Task requirements:
Lines holding the string "terus" are the ones to copy from this listing.

Rows from a figure dataset:

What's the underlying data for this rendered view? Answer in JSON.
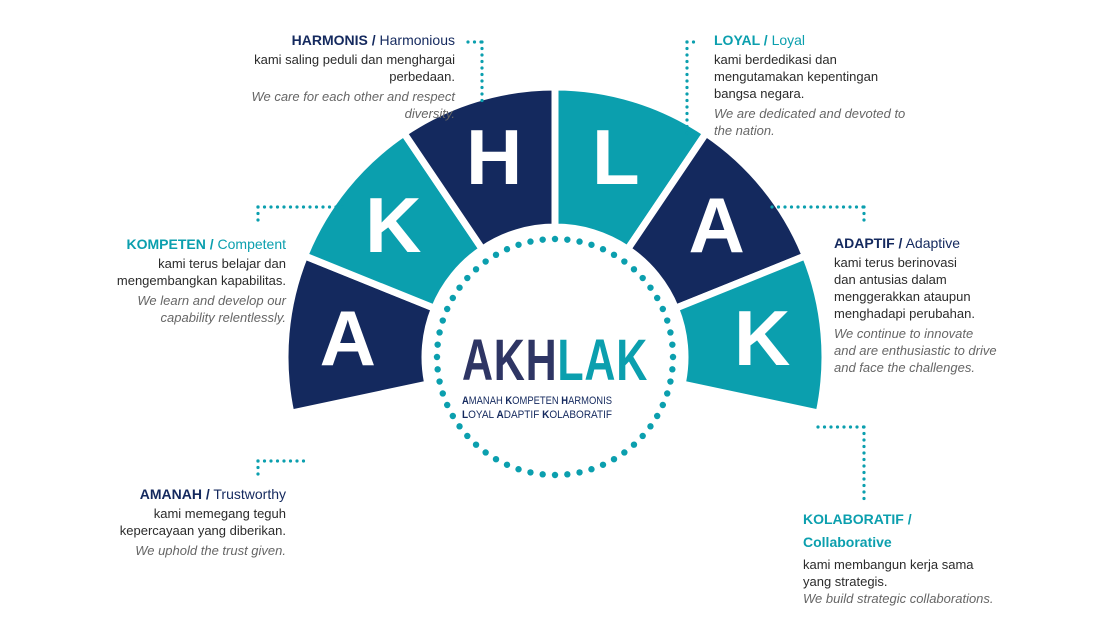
{
  "colors": {
    "navy": "#14295e",
    "teal": "#0b9fae",
    "text": "#2b2b2b",
    "muted": "#666666"
  },
  "logo": {
    "navy_part": "AKH",
    "teal_part": "LAK",
    "line1": [
      {
        "b": "A",
        "r": "MANAH "
      },
      {
        "b": "K",
        "r": "OMPETEN "
      },
      {
        "b": "H",
        "r": "ARMONIS"
      }
    ],
    "line2": [
      {
        "b": "L",
        "r": "OYAL "
      },
      {
        "b": "A",
        "r": "DAPTIF "
      },
      {
        "b": "K",
        "r": "OLABORATIF"
      }
    ]
  },
  "segments": [
    {
      "letter": "A",
      "color": "navy"
    },
    {
      "letter": "K",
      "color": "teal"
    },
    {
      "letter": "H",
      "color": "navy"
    },
    {
      "letter": "L",
      "color": "teal"
    },
    {
      "letter": "A",
      "color": "navy"
    },
    {
      "letter": "K",
      "color": "teal"
    }
  ],
  "values": {
    "harmonis": {
      "id": "HARMONIS /",
      "en_name": "Harmonious",
      "id_color": "navy",
      "desc": "kami saling peduli dan menghargai\nperbedaan.",
      "en": "We care for each other and  respect\ndiversity."
    },
    "loyal": {
      "id": "LOYAL /",
      "en_name": "Loyal",
      "id_color": "teal",
      "desc": "kami berdedikasi dan\nmengutamakan kepentingan\nbangsa negara.",
      "en": "We are dedicated and devoted to\nthe nation."
    },
    "kompeten": {
      "id": "KOMPETEN /",
      "en_name": "Competent",
      "id_color": "teal",
      "desc": "kami terus belajar dan\nmengembangkan kapabilitas.",
      "en": "We learn and develop our\ncapability relentlessly."
    },
    "adaptif": {
      "id": "ADAPTIF /",
      "en_name": "Adaptive",
      "id_color": "navy",
      "desc": "kami terus berinovasi\ndan antusias dalam\nmenggerakkan  ataupun\nmenghadapi perubahan.",
      "en": "We continue to innovate\nand are enthusiastic to drive\nand face the challenges."
    },
    "amanah": {
      "id": "AMANAH /",
      "en_name": "Trustworthy",
      "id_color": "navy",
      "desc": "kami memegang teguh\nkepercayaan yang diberikan.",
      "en": "We uphold the trust given."
    },
    "kolaboratif": {
      "id": "KOLABORATIF /",
      "en_name": "Collaborative",
      "id_color": "teal",
      "desc": "kami membangun kerja sama\nyang strategis.",
      "en": "We build strategic collaborations."
    }
  }
}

Solution:
      "desc": "kami terus belajar dan\nmengembangkan kapabilitas.",
      "desc": "kami terus berinovasi\ndan antusias dalam\nmenggerakkan  ataupun\nmenghadapi perubahan.",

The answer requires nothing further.